> RAW DATA:
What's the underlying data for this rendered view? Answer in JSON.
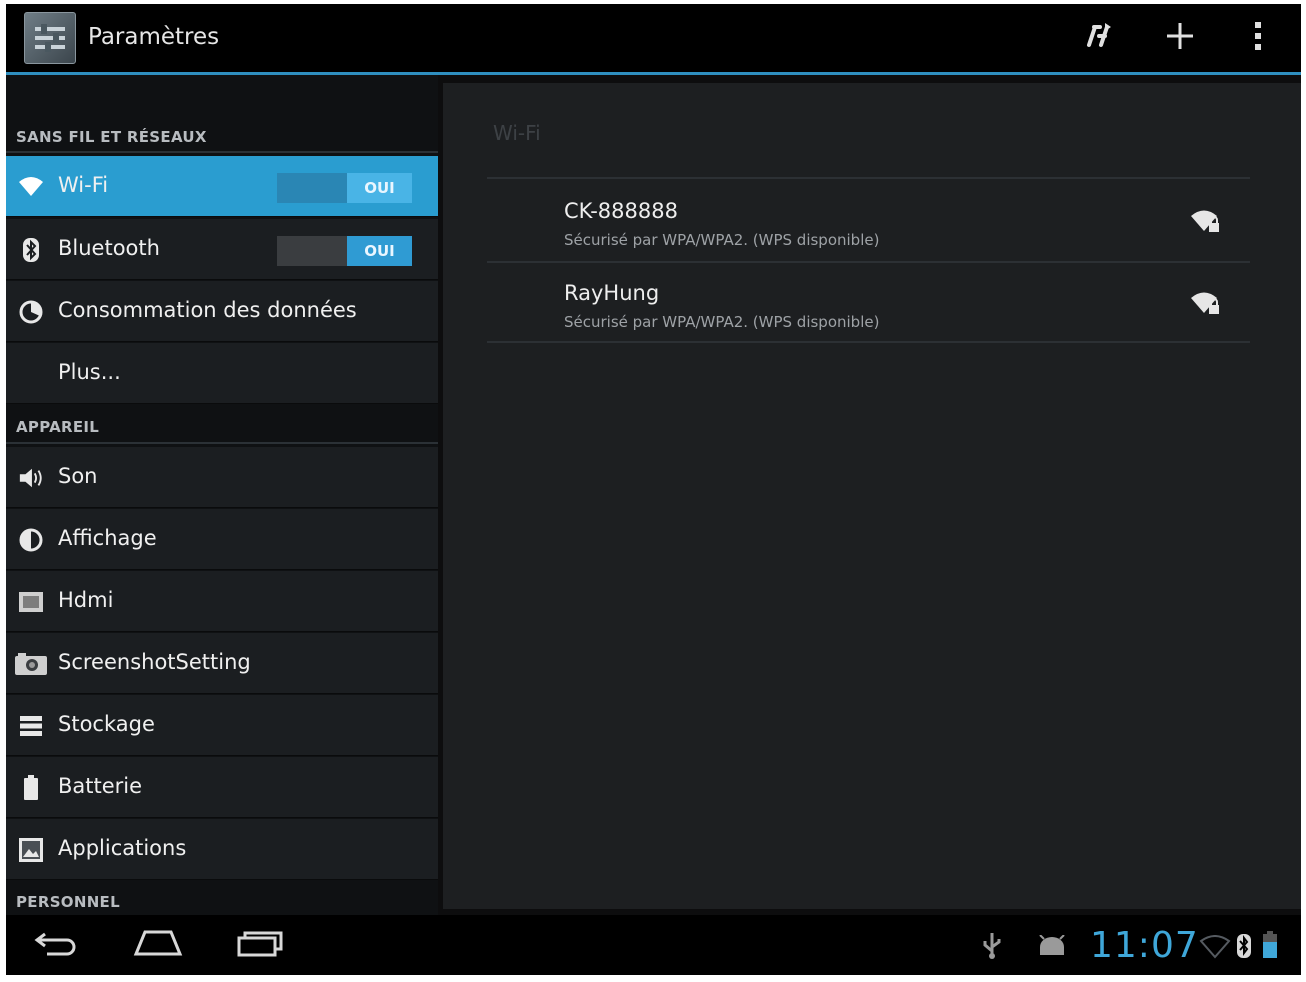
{
  "action_bar": {
    "title": "Paramètres",
    "icons": [
      "settings-app-icon",
      "wps-push-icon",
      "add-network-icon",
      "overflow-menu-icon"
    ]
  },
  "sidebar": {
    "sections": [
      {
        "header": "SANS FIL ET RÉSEAUX",
        "items": [
          {
            "label": "Wi-Fi",
            "icon": "wifi-icon",
            "toggle": "OUI",
            "active": true
          },
          {
            "label": "Bluetooth",
            "icon": "bluetooth-icon",
            "toggle": "OUI"
          },
          {
            "label": "Consommation des données",
            "icon": "data-usage-icon"
          },
          {
            "label": "Plus..."
          }
        ]
      },
      {
        "header": "APPAREIL",
        "items": [
          {
            "label": "Son",
            "icon": "speaker-icon"
          },
          {
            "label": "Affichage",
            "icon": "display-icon"
          },
          {
            "label": "Hdmi",
            "icon": "hdmi-icon"
          },
          {
            "label": "ScreenshotSetting",
            "icon": "camera-icon"
          },
          {
            "label": "Stockage",
            "icon": "storage-icon"
          },
          {
            "label": "Batterie",
            "icon": "battery-icon"
          },
          {
            "label": "Applications",
            "icon": "applications-icon"
          }
        ]
      },
      {
        "header": "PERSONNEL",
        "items": []
      }
    ]
  },
  "wifi_panel": {
    "title": "Wi-Fi",
    "networks": [
      {
        "ssid": "CK-888888",
        "status": "Sécurisé par WPA/WPA2. (WPS disponible)",
        "icon": "wifi-locked-icon"
      },
      {
        "ssid": "RayHung",
        "status": "Sécurisé par WPA/WPA2. (WPS disponible)",
        "icon": "wifi-locked-icon"
      }
    ]
  },
  "system_bar": {
    "time": "11:07",
    "nav": [
      "back-icon",
      "home-icon",
      "recent-apps-icon"
    ],
    "status_icons": [
      "usb-icon",
      "android-debug-icon",
      "wifi-status-icon",
      "bluetooth-status-icon",
      "battery-status-icon"
    ]
  },
  "colors": {
    "accent": "#2a9dd0",
    "clock": "#3fa7d9",
    "action_bar_underline": "#2f8fc0"
  }
}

> INSTRUCTION: Report the number of lines in the listing above that include the word "battery", and nothing else.

> FULL RESPONSE: 2